Text:
-=-=-=-=-
Basic Histogram¶

A histogram groups numerical data into bins and displays the count (or density) of observations in each bin, revealing the shape of the underlying distribution. Whether the data is symmetric, skewed, or multimodal becomes immediately visible, making histograms one of the most common first steps in exploratory data analysis. The ax.hist() method in Matplotlib creates histogram visualizations from data arrays.

Basic Usage¶

The following example generates 10,000 samples from a standard normal distribution and plots the histogram with 100 bins.

import matplotlib.pyplot as plt
import numpy as np

def main():
    # data generation
    n_samples = 10_000
    data = np.random.randn(n_samples)  # (10_000,)

    # plot histogram
    fig, ax = plt.subplots()
    ax.hist(data, bins=100)
    plt.show()

if __name__ == "__main__":
    main()

Method Signature¶

The most commonly used parameters are bins, density, and histtype. The full signature is shown below for reference.

ax.hist(x, bins=None, range=None, density=False, weights=None,
        cumulative=False, bottom=None, histtype='bar', align='mid',
        orientation='vertical', rwidth=None, log=False, color=None,
        label=None, stacked=False, **kwargs)

Key Parameters Overview¶

Parameter	Type	Description
`x`	array-like	Input data
`bins`	int or sequence	Number of bins or bin edges (default: `rcParams["hist.bins"]`, typically 10)
`density`	bool	If True, normalize so that the total area equals 1. Each bin height equals count / (total count × bin width)
`histtype`	str	Type of histogram: `'bar'`, `'barstacked'`, `'step'`, `'stepfilled'`
`alpha`	float	Transparency (0.0 to 1.0), passed via `**kwargs` to the underlying patch artist

Official Documentation

The full parameter descriptions, return values, and additional examples are available in the Matplotlib API reference for ax.hist().

Runnable Example: `complete_guide_hist.py`¶

"""
Matplotlib Tutorial - Intermediate Level
========================================
Topic: Complete Guide to plt.hist() - Histogram Plotting
Author: Educational Python Course
Level: Intermediate

Learning Objectives:
-------------------
1. Master all parameters and options of plt.hist()
2. Understand the bins parameter (int vs list/array)
3. Understand density=True vs density=False
4. Learn to unpack histogram outputs (n, bins, patches)
5. Create professional histograms
6. Understand bin edges and boundaries
7. Master histogram customization

Prerequisites:
-------------
- Completion of all beginner tutorials
- Understanding of statistical concepts (frequency, probability density)
- Basic NumPy knowledge

IMPORTANT:
---------
plt.hist() and ax.hist() have IDENTICAL parameters and behavior.
Everything here applies to both styles!
"""

import matplotlib.pyplot as plt
import numpy as np

# ============================================================================
# SECTION 1: Basic Histogram - Understanding the Concept
# ============================================================================

if __name__ == "__main__":

    """
    What is a Histogram?
    -------------------
    A histogram shows the distribution of numerical data by dividing the data
    range into intervals (bins) and counting how many data points fall into
    each bin.
-=-=-=-=-
Provided data:
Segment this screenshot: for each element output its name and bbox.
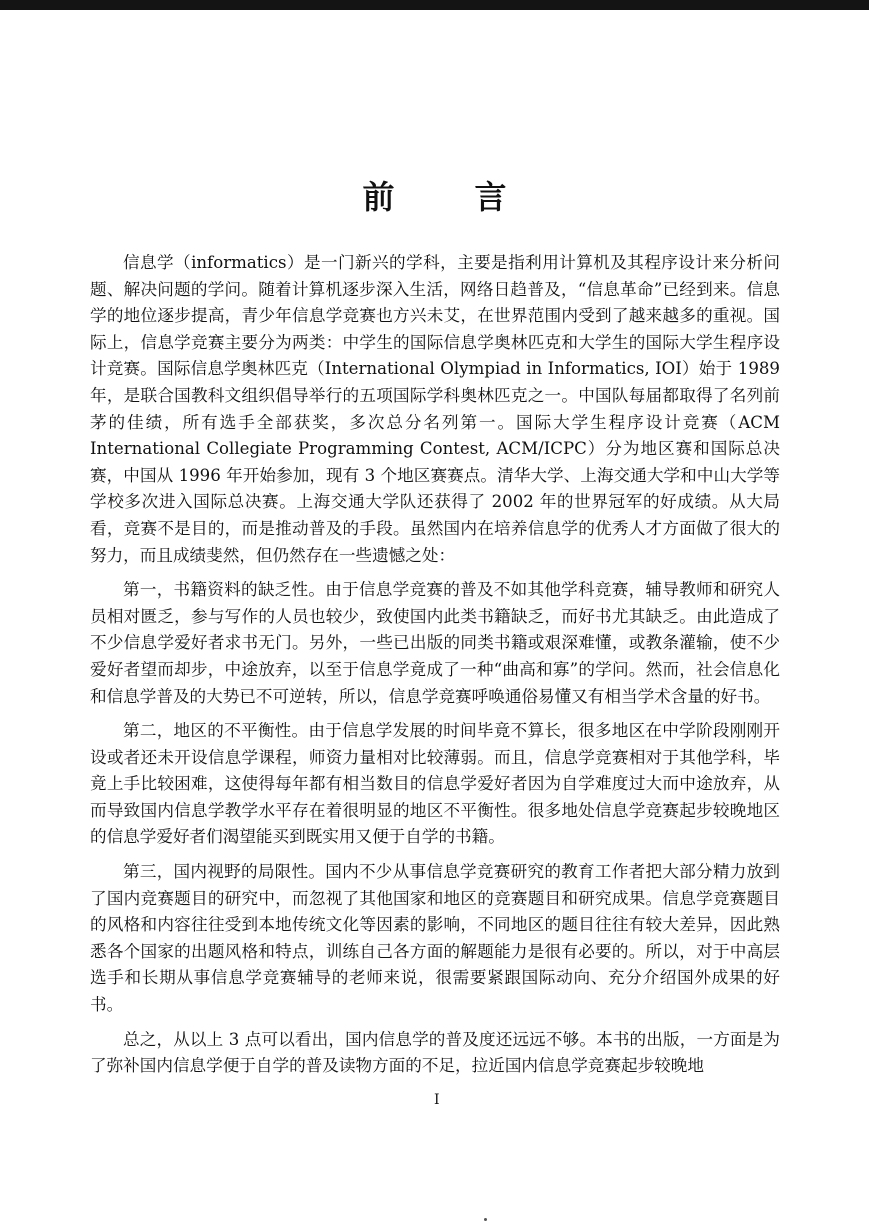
paragraph-2: 第一，书籍资料的缺乏性。由于信息学竞赛的普及不如其他学科竞赛，辅导教师和研究人员相对匮乏，参与写作的人员也较少，致使国内此类书籍缺乏，而好书尤其缺乏。由此造成了不少信息学爱好者求书无门。另外，一些已出版的同类书籍或艰深难懂，或教条灌输，使不少爱好者望而却步，中途放弃，以至于信息学竟成了一种“曲高和寡”的学问。然而，社会信息化和信息学普及的大势已不可逆转，所以，信息学竞赛呼唤通俗易懂又有相当学术含量的好书。 xyxy=(90,580,780,706)
paragraph-4: 第三，国内视野的局限性。国内不少从事信息学竞赛研究的教育工作者把大部分精力放到了国内竞赛题目的研究中，而忽视了其他国家和地区的竞赛题目和研究成果。信息学竞赛题目的风格和内容往往受到本地传统文化等因素的影响，不同地区的题目往往有较大差异，因此熟悉各个国家的出题风格和特点，训练自己各方面的解题能力是很有必要的。所以，对于中高层选手和长期从事信息学竞赛辅导的老师来说，很需要紧跟国际动向、充分介绍国外成果的好书。 xyxy=(90,862,780,1015)
preface-body xyxy=(90,250,780,1088)
scan-speck xyxy=(484,1218,487,1221)
page-number-mark: I xyxy=(434,1092,440,1108)
paragraph-3: 第二，地区的不平衡性。由于信息学发展的时间毕竟不算长，很多地区在中学阶段刚刚开设或者还未开设信息学课程，师资力量相对比较薄弱。而且，信息学竞赛相对于其他学科，毕竟上手比较困难，这使得每年都有相当数目的信息学爱好者因为自学难度过大而中途放弃，从而导致国内信息学教学水平存在着很明显的地区不平衡性。很多地处信息学竞赛起步较晚地区的信息学爱好者们渴望能买到既实用又便于自学的书籍。 xyxy=(90,721,780,847)
page-top-rule xyxy=(0,0,869,10)
paragraph-1: 信息学（informatics）是一门新兴的学科，主要是指利用计算机及其程序设计来分析问题、解决问题的学问。随着计算机逐步深入生活，网络日趋普及，“信息革命”已经到来。信息学的地位逐步提高，青少年信息学竞赛也方兴未艾，在世界范围内受到了越来越多的重视。国际上，信息学竞赛主要分为两类：中学生的国际信息学奥林匹克和大学生的国际大学生程序设计竞赛。国际信息学奥林匹克（International Olympiad in Informatics, IOI）始于 1989 年，是联合国教科文组织倡导举行的五项国际学科奥林匹克之一。中国队每届都取得了名列前茅的佳绩，所有选手全部获奖，多次总分名列第一。国际大学生程序设计竞赛（ACM International Collegiate Programming Contest, ACM/ICPC）分为地区赛和国际总决赛，中国从 1996 年开始参加，现有 3 个地区赛赛点。清华大学、上海交通大学和中山大学等学校多次进入国际总决赛。上海交通大学队还获得了 2002 年的世界冠军的好成绩。从大局看，竞赛不是目的，而是推动普及的手段。虽然国内在培养信息学的优秀人才方面做了很大的努力，而且成绩斐然，但仍然存在一些遗憾之处： xyxy=(90,253,780,565)
page-title: 前言 xyxy=(362,178,587,217)
paragraph-5: 总之，从以上 3 点可以看出，国内信息学的普及度还远远不够。本书的出版，一方面是为了弥补国内信息学便于自学的普及读物方面的不足，拉近国内信息学竞赛起步较晚地 xyxy=(90,1029,780,1076)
-=-=-=-=-
Written tasks:
a) Change every "xyxy" in the listing to "box", keep everything else the same, and leave the picture out of your answer.
b) Continue the histogram tutorial from the point where it stops.
The listing has no connection to the histogram tutorial.

The answers:
a)
Segment this screenshot: for each element output its name and bbox.
paragraph-2: 第一，书籍资料的缺乏性。由于信息学竞赛的普及不如其他学科竞赛，辅导教师和研究人员相对匮乏，参与写作的人员也较少，致使国内此类书籍缺乏，而好书尤其缺乏。由此造成了不少信息学爱好者求书无门。另外，一些已出版的同类书籍或艰深难懂，或教条灌输，使不少爱好者望而却步，中途放弃，以至于信息学竟成了一种“曲高和寡”的学问。然而，社会信息化和信息学普及的大势已不可逆转，所以，信息学竞赛呼唤通俗易懂又有相当学术含量的好书。 box=(90,580,780,706)
paragraph-4: 第三，国内视野的局限性。国内不少从事信息学竞赛研究的教育工作者把大部分精力放到了国内竞赛题目的研究中，而忽视了其他国家和地区的竞赛题目和研究成果。信息学竞赛题目的风格和内容往往受到本地传统文化等因素的影响，不同地区的题目往往有较大差异，因此熟悉各个国家的出题风格和特点，训练自己各方面的解题能力是很有必要的。所以，对于中高层选手和长期从事信息学竞赛辅导的老师来说，很需要紧跟国际动向、充分介绍国外成果的好书。 box=(90,862,780,1015)
preface-body box=(90,250,780,1088)
scan-speck box=(484,1218,487,1221)
page-number-mark: I box=(434,1092,440,1108)
paragraph-3: 第二，地区的不平衡性。由于信息学发展的时间毕竟不算长，很多地区在中学阶段刚刚开设或者还未开设信息学课程，师资力量相对比较薄弱。而且，信息学竞赛相对于其他学科，毕竟上手比较困难，这使得每年都有相当数目的信息学爱好者因为自学难度过大而中途放弃，从而导致国内信息学教学水平存在着很明显的地区不平衡性。很多地处信息学竞赛起步较晚地区的信息学爱好者们渴望能买到既实用又便于自学的书籍。 box=(90,721,780,847)
page-top-rule box=(0,0,869,10)
paragraph-1: 信息学（informatics）是一门新兴的学科，主要是指利用计算机及其程序设计来分析问题、解决问题的学问。随着计算机逐步深入生活，网络日趋普及，“信息革命”已经到来。信息学的地位逐步提高，青少年信息学竞赛也方兴未艾，在世界范围内受到了越来越多的重视。国际上，信息学竞赛主要分为两类：中学生的国际信息学奥林匹克和大学生的国际大学生程序设计竞赛。国际信息学奥林匹克（International Olympiad in Informatics, IOI）始于 1989 年，是联合国教科文组织倡导举行的五项国际学科奥林匹克之一。中国队每届都取得了名列前茅的佳绩，所有选手全部获奖，多次总分名列第一。国际大学生程序设计竞赛（ACM International Collegiate Programming Contest, ACM/ICPC）分为地区赛和国际总决赛，中国从 1996 年开始参加，现有 3 个地区赛赛点。清华大学、上海交通大学和中山大学等学校多次进入国际总决赛。上海交通大学队还获得了 2002 年的世界冠军的好成绩。从大局看，竞赛不是目的，而是推动普及的手段。虽然国内在培养信息学的优秀人才方面做了很大的努力，而且成绩斐然，但仍然存在一些遗憾之处： box=(90,253,780,565)
page-title: 前言 box=(362,178,587,217)
paragraph-5: 总之，从以上 3 点可以看出，国内信息学的普及度还远远不够。本书的出版，一方面是为了弥补国内信息学便于自学的普及读物方面的不足，拉近国内信息学竞赛起步较晚地 box=(90,1029,780,1076)

b)
    Key Components:
    - Bins: Intervals that divide the data range
    - Frequency: Count of data points in each bin
    - Density: Probability density (normalized frequency)
    """

    # Generate random data from normal distribution
    np.random.seed(42)
    data = np.random.randn(1000)  # 1000 random numbers from N(0, 1)

    # Create a basic histogram
    plt.hist(data)
    plt.xlabel('Value')
    plt.ylabel('Frequency')
    plt.title('Basic Histogram: Default Settings')
    plt.show()

    print("Default behavior: 10 bins, frequency counts")

    # ============================================================================
    # SECTION 2: Complete Signature and Return Values
    # ============================================================================

    """
    Complete Signature:
    ------------------
    hist(x, bins=None, density=False, **kwargs)

    Essential Parameters:
    --------------------
    x : array-like or sequence of arrays
        Data to histogram

    bins : int or sequence or str (default: 10)
        - int: Number of equal-width bins
        - sequence: Bin edges (defines boundary points)
        - str: Method to calculate bins ('auto', 'sturges', 'sqrt', etc.)

    density : bool (default: False)
        - False: Returns counts (frequency)
        - True: Returns probability density (normalized so area = 1)

    Other Important Parameters:
    --------------------------
    range : tuple (min, max)
        Lower and upper range of bins (default: min and max of data)

    cumulative : bool (default: False)
        If True, creates cumulative histogram

    histtype : {'bar', 'barstacked', 'step', 'stepfilled'}
        Type of histogram to draw

    align : {'left', 'mid', 'right'} (default: 'mid')
        Controls bar alignment relative to bin edges

    color : color or array of colors
        Bar colors

    edgecolor : color
        Edge color of bars

    alpha : float (0.0 to 1.0)
        Transparency

    CRITICAL - Return Values:
    ------------------------
    n, bins, patches = plt.hist(...)

    n : array
        Values of the histogram (counts or probability density)
        Length = number of bins

    bins : array
        Bin edges (boundary points)
        Length = number of bins + 1
        bins[i] to bins[i+1] defines the i-th bin

    patches : list of Patches
        Container of individual bar artists
        Can be used to modify bar properties
    """

    # Demonstrate return values
    np.random.seed(42)
    data = np.random.randn(1000)

    n, bins, patches = plt.hist(data, bins=10)
    plt.xlabel('Value')
    plt.ylabel('Frequency')
    plt.title('Histogram with Unpacked Return Values')
    plt.show()

    print("=" * 70)
    print("UNDERSTANDING RETURN VALUES")
    print("=" * 70)
    print(f"Type of n: {type(n)}")
    print(f"Type of bins: {type(bins)}")
    print(f"Type of patches: {type(patches)}")
    print()
    print(f"Length of n (number of bins): {len(n)}")
    print(f"Length of bins (number of edges): {len(bins)}")
    print(f"bins has one more element than n!")
    print()
    print("First 5 values of n (counts in each bin):")
    print(n[:5])
    print()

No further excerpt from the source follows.